* Objective *
Reproduce each line from the records that holds "name".

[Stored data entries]

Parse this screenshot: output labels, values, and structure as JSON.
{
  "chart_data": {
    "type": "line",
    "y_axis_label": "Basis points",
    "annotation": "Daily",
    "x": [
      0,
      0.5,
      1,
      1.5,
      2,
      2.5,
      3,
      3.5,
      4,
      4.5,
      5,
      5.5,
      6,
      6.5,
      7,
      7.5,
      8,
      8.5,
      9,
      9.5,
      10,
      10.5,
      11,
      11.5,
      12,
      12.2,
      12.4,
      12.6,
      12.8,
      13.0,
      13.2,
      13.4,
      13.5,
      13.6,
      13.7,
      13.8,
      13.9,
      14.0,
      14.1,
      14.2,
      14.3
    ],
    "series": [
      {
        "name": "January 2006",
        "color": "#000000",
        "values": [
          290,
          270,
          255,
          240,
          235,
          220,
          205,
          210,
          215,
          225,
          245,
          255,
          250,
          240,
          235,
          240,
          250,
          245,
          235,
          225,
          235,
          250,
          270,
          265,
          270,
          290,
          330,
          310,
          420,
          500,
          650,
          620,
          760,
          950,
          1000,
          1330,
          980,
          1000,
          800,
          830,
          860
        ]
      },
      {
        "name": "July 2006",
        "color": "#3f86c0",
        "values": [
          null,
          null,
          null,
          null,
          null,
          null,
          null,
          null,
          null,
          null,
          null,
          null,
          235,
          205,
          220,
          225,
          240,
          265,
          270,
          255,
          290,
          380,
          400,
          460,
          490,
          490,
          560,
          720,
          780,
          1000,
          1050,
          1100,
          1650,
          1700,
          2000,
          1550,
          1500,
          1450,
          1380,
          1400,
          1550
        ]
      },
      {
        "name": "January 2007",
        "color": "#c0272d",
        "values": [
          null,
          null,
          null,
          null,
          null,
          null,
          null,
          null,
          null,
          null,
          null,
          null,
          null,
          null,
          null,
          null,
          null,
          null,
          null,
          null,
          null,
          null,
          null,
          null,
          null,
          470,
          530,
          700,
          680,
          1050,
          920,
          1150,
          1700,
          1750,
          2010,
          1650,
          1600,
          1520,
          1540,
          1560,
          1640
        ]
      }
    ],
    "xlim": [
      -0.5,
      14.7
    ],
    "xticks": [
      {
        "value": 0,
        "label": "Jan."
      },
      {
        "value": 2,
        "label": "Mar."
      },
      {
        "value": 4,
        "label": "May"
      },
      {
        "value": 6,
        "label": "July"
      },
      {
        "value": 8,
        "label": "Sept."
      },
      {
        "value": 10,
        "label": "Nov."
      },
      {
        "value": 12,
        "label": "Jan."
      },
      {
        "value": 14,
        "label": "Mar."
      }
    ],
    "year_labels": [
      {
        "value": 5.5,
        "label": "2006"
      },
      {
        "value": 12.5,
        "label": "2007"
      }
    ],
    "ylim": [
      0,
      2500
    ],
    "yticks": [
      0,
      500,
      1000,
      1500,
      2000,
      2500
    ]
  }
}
...
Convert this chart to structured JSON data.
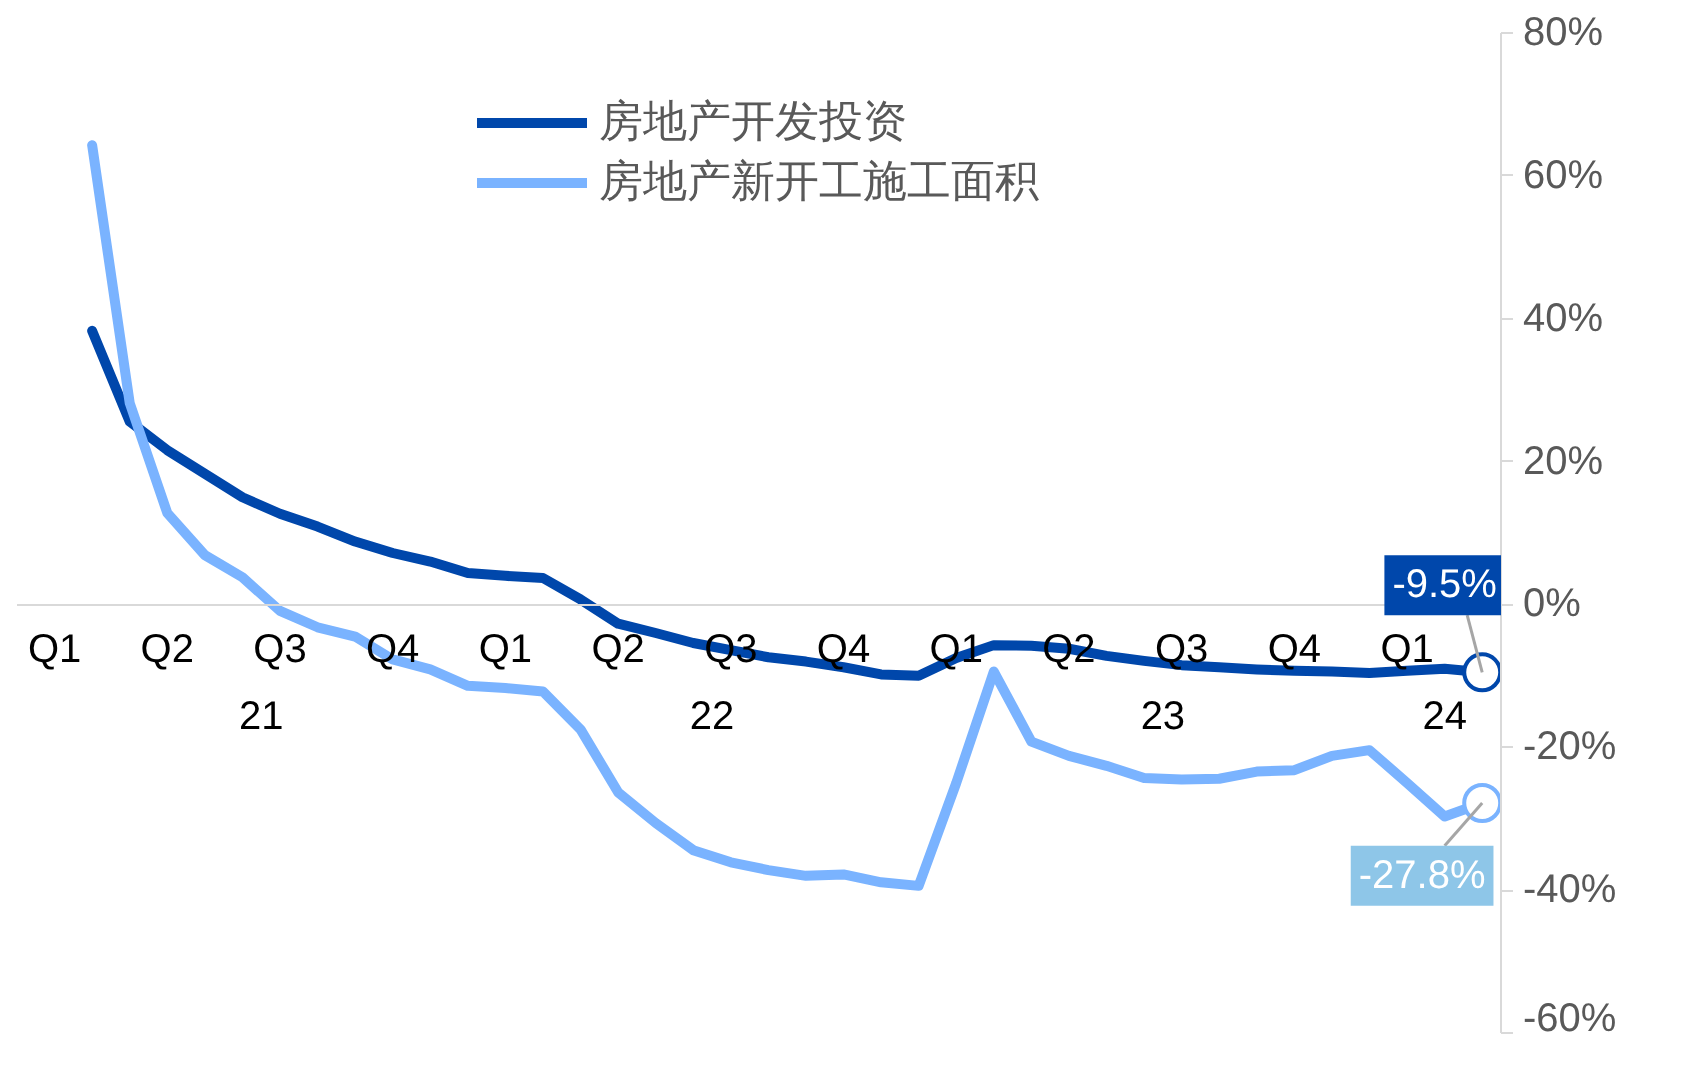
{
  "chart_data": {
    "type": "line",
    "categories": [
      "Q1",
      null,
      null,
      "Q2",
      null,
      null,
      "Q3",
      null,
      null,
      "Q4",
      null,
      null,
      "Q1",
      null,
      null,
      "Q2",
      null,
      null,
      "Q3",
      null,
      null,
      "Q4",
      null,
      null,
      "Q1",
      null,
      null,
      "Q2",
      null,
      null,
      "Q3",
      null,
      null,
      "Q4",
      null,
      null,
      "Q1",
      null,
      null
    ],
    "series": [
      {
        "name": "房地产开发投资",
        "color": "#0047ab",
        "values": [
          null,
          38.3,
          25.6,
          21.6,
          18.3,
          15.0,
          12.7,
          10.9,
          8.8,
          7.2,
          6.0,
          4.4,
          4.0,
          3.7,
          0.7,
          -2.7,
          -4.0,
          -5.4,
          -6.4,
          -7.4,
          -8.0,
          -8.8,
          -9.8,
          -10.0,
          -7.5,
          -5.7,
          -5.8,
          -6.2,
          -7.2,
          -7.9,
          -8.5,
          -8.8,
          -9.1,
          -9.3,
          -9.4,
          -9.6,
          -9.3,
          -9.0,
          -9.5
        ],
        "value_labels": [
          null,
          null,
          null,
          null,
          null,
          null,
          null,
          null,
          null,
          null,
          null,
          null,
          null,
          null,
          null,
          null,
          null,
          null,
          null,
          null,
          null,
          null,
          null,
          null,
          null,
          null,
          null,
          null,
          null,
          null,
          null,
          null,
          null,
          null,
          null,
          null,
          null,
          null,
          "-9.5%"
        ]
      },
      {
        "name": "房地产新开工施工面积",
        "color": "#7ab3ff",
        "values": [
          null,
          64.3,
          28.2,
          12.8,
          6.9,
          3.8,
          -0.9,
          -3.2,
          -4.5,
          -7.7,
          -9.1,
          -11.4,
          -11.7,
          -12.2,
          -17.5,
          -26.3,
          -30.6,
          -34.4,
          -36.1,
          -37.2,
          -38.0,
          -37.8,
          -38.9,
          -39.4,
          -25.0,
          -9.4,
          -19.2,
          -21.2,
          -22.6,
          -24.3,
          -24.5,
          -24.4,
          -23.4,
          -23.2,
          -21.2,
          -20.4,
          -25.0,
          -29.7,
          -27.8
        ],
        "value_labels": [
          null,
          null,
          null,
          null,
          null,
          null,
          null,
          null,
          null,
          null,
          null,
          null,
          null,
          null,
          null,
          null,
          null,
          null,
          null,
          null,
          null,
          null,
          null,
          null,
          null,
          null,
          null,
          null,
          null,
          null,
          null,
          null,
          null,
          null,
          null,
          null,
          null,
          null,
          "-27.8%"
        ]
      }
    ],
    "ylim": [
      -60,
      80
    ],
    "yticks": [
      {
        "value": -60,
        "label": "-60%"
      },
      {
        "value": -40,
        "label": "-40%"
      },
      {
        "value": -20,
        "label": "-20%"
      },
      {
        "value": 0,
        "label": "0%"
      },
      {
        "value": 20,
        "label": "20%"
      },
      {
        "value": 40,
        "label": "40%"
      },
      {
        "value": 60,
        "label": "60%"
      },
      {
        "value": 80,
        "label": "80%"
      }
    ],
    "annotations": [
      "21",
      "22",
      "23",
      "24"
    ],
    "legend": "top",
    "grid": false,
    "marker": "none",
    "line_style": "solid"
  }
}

* Final answer *
        "name": "January 2006",
        "name": "July 2006",
        "name": "January 2007",
        "name": "房地产开发投资",
        "name": "房地产新开工施工面积",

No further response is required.